AIM OF THE EXERCISE: Wherever a line in the data below holds "GREIFER", copy that line.
━━━ DATASET EXCERPTS ━━━
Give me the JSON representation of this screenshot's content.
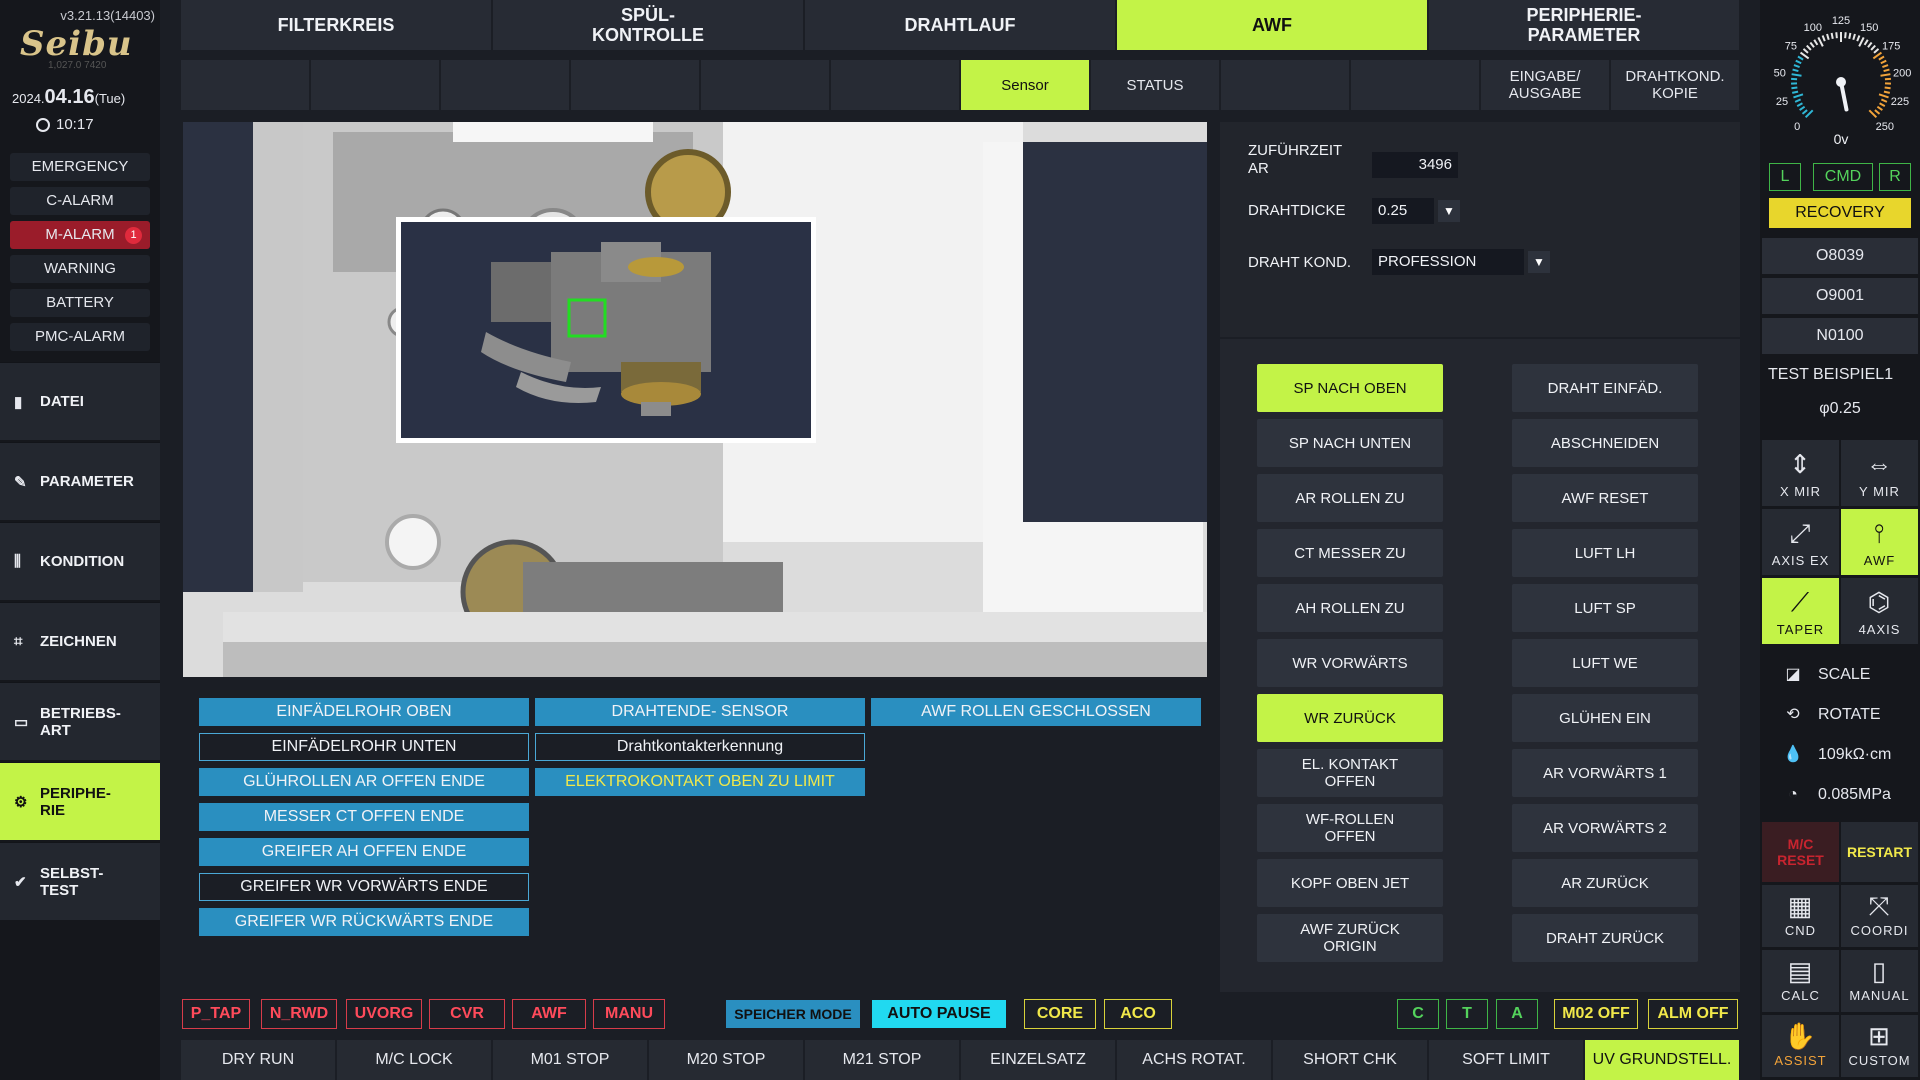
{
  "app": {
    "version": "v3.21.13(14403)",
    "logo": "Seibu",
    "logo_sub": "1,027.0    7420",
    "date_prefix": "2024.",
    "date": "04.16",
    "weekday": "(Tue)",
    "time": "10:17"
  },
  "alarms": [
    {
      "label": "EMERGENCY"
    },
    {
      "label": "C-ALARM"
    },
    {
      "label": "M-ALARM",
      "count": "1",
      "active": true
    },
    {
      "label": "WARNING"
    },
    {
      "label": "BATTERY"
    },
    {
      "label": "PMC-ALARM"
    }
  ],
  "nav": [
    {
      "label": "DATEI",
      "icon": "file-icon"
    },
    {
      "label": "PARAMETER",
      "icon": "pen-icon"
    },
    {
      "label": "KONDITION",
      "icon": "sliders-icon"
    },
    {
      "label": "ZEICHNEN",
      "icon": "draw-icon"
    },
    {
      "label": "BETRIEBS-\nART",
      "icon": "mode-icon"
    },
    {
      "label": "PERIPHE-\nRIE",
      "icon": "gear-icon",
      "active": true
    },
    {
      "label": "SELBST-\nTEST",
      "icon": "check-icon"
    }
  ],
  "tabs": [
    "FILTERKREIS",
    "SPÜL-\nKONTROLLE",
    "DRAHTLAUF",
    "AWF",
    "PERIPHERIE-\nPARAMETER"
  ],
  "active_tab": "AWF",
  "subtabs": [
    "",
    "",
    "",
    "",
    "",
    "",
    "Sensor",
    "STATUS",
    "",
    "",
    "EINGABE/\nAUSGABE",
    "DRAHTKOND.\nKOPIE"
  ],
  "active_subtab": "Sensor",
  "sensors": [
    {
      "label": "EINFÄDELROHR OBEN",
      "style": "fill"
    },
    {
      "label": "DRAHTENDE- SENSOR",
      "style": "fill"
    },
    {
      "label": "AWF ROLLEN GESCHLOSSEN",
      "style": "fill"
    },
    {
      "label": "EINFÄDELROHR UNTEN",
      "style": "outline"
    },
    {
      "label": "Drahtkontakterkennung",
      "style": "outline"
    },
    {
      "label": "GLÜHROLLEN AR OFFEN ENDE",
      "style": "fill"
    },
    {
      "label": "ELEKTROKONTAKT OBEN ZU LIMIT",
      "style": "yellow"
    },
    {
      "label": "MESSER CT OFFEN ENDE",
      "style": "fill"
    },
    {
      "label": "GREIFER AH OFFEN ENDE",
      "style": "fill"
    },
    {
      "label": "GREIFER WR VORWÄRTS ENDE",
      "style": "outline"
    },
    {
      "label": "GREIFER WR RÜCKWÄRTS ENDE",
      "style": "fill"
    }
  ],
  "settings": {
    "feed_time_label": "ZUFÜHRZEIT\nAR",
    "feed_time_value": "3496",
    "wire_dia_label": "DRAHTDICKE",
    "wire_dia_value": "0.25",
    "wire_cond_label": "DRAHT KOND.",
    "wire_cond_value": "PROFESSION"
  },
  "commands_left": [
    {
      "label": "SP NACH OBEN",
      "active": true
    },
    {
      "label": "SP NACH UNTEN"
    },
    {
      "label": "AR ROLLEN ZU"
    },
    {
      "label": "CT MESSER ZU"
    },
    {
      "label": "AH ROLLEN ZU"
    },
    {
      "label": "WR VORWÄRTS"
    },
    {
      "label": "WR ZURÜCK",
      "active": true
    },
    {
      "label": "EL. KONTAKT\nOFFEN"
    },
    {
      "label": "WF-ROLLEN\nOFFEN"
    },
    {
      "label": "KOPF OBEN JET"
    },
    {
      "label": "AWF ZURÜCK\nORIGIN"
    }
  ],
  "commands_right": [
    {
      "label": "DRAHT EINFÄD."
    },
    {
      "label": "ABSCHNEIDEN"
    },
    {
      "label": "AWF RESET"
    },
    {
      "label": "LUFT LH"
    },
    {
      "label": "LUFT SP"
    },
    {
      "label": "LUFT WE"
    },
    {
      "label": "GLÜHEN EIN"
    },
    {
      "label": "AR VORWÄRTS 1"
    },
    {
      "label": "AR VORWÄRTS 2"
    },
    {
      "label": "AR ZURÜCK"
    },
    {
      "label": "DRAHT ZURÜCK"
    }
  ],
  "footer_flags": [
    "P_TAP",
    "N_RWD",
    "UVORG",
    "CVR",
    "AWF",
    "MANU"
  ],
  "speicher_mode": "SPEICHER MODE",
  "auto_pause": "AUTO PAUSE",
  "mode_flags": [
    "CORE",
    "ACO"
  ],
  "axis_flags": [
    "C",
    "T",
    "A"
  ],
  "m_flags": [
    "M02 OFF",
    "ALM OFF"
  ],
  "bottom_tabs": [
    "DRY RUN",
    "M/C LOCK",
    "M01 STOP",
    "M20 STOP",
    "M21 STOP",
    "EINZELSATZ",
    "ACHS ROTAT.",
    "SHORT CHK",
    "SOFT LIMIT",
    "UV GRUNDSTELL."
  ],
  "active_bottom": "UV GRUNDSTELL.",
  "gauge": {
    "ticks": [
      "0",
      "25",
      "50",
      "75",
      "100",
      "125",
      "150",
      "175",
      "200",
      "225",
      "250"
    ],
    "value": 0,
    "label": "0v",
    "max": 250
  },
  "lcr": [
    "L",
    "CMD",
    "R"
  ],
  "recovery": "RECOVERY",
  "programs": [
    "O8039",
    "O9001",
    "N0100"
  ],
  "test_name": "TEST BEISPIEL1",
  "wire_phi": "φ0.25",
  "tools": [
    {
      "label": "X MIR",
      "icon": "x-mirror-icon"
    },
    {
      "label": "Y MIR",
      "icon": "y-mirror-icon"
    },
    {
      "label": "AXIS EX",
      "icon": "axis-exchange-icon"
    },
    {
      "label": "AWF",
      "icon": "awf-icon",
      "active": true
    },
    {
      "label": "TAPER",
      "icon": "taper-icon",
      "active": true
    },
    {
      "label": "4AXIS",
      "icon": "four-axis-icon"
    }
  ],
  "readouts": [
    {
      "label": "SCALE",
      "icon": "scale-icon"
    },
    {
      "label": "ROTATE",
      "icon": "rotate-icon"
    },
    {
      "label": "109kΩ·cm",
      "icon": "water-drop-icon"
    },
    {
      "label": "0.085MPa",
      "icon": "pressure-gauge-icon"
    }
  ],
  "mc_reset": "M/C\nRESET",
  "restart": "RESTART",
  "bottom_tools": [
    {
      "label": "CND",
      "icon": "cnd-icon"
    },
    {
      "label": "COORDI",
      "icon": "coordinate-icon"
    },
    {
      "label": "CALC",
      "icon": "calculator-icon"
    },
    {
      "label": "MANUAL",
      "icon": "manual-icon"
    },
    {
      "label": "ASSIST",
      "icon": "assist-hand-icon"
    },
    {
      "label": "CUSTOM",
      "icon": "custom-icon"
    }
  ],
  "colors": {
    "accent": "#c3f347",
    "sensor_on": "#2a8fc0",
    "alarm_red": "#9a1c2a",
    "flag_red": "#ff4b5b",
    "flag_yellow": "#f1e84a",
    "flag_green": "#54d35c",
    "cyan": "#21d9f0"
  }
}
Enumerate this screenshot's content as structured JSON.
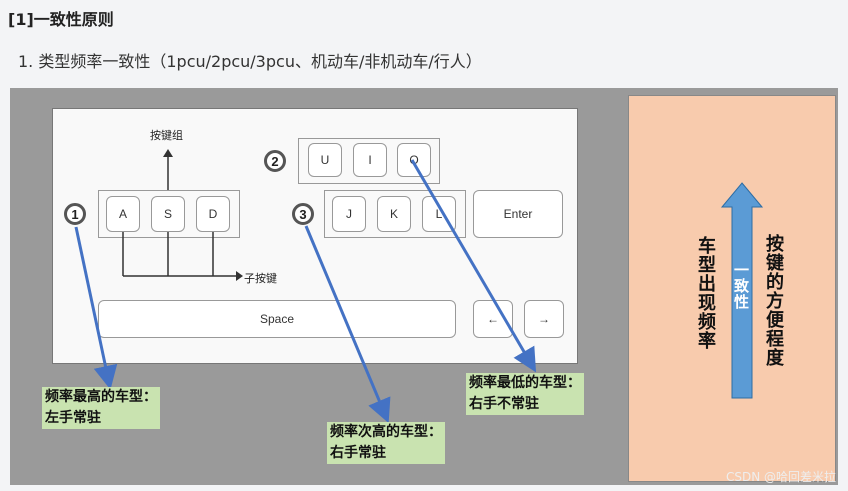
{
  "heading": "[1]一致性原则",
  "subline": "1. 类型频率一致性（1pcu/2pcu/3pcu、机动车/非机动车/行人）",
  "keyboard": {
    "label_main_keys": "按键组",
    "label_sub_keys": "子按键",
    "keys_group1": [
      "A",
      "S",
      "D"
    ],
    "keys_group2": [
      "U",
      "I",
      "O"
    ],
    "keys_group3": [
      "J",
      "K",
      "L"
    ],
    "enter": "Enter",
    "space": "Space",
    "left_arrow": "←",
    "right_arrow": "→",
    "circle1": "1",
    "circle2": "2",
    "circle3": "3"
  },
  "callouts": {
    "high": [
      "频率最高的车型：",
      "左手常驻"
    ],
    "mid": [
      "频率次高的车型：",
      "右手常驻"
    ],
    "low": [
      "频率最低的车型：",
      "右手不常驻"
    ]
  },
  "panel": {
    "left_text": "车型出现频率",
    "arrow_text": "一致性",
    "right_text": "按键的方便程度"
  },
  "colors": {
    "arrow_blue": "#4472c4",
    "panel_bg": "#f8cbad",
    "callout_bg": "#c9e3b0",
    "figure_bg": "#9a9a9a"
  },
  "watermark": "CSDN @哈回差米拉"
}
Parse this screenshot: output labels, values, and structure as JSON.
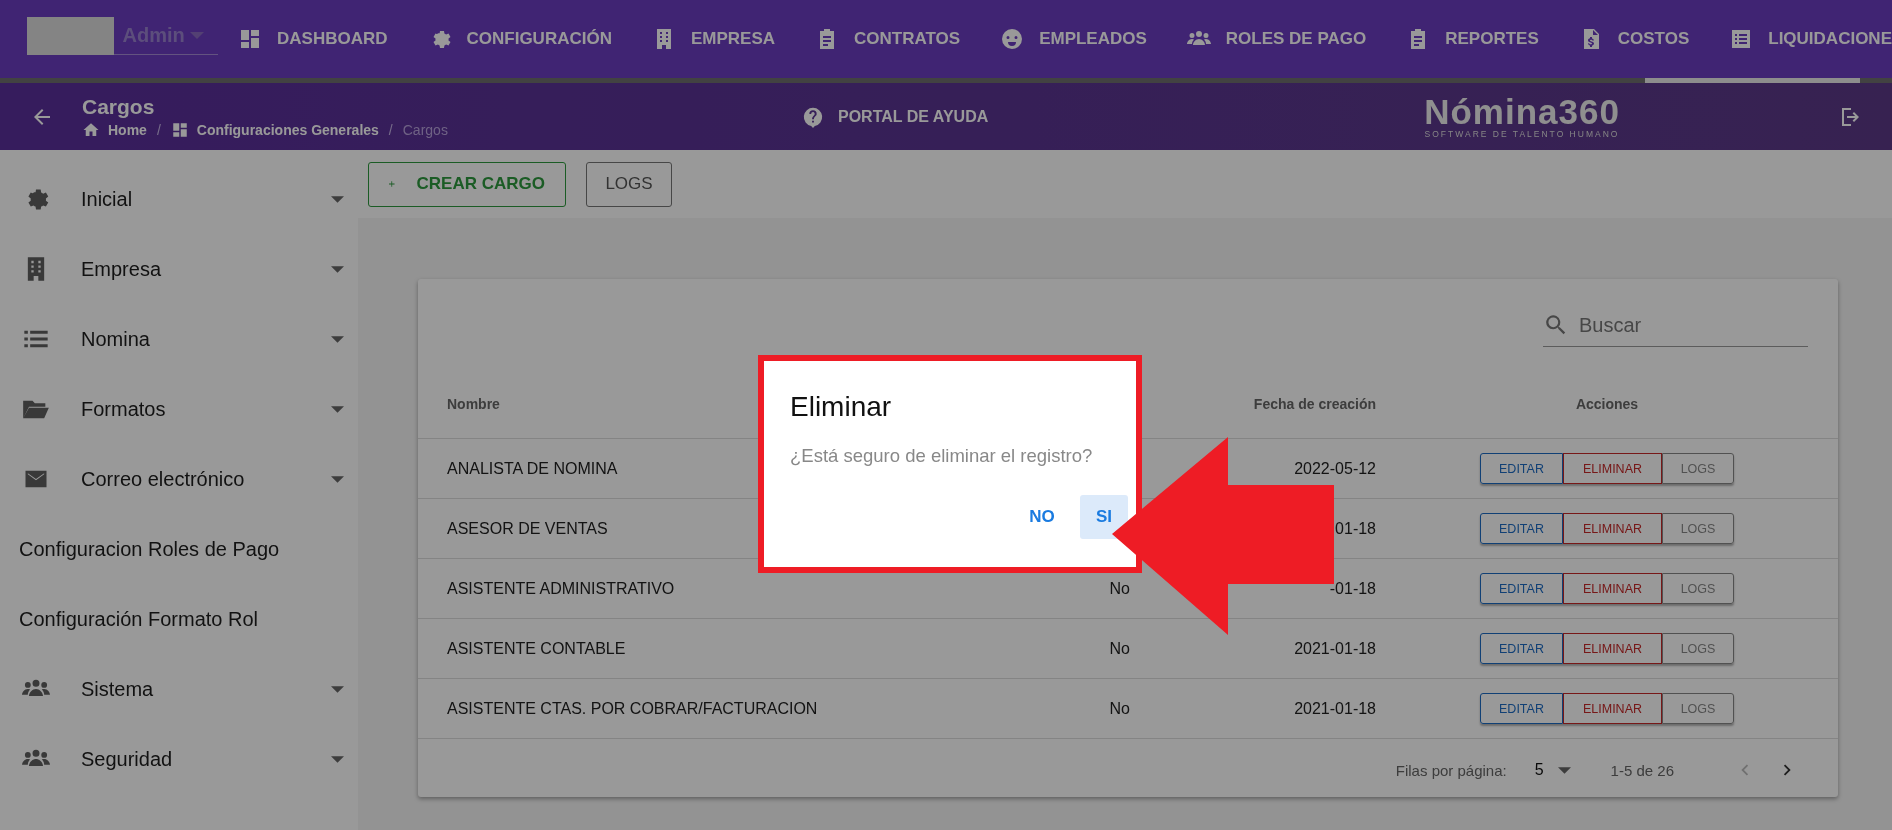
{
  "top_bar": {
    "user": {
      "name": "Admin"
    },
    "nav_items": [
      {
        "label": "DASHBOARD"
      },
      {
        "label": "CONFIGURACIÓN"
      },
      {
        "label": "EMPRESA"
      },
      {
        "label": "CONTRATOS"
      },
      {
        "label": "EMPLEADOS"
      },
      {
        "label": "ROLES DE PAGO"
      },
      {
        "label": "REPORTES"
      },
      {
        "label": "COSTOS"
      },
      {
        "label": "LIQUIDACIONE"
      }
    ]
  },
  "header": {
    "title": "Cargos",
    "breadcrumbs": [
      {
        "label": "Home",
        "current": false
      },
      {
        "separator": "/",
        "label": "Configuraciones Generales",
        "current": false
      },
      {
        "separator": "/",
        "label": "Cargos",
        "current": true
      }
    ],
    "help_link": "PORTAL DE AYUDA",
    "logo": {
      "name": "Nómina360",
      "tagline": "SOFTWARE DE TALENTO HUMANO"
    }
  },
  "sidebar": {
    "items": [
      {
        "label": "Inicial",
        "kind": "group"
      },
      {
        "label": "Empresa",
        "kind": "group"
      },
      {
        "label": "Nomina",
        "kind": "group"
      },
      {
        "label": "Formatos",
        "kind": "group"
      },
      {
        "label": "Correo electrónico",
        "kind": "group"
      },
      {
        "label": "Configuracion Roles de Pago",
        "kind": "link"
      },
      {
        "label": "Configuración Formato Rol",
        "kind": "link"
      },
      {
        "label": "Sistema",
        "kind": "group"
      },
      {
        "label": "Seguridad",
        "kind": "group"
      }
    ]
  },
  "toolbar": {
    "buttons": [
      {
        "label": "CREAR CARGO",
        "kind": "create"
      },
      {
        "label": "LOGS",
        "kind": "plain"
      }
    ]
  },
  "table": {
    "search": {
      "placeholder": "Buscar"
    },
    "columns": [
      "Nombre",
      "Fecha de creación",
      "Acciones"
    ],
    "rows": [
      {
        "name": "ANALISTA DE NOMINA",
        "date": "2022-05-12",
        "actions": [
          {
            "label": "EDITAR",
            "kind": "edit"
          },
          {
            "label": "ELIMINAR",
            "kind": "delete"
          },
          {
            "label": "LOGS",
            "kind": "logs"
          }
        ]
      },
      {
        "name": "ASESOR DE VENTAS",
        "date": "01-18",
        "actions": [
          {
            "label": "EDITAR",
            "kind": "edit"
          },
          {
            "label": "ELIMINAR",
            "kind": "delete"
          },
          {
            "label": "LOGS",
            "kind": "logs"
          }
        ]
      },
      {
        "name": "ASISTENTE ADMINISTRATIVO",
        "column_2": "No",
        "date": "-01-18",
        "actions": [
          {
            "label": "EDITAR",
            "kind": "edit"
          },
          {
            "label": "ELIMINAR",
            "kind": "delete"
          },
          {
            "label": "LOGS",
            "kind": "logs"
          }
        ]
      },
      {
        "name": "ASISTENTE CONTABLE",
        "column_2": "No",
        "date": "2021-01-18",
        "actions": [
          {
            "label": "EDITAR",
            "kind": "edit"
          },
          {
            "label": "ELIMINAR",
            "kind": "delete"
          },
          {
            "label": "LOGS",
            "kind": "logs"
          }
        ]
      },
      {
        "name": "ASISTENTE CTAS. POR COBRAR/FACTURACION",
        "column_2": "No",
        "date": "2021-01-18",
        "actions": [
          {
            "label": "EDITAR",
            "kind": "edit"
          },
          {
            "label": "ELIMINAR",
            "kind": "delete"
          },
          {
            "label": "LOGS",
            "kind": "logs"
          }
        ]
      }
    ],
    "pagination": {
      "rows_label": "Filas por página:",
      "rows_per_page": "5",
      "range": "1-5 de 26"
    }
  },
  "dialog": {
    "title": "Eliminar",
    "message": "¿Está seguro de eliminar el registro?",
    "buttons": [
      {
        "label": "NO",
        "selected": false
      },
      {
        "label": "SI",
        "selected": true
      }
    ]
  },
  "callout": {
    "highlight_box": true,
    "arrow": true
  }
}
━━━
WRITTEN ANSWER:
      "label": "GREIFER AH OFFEN ENDE",
      "label": "GREIFER WR VORWÄRTS ENDE",
      "label": "GREIFER WR RÜCKWÄRTS ENDE",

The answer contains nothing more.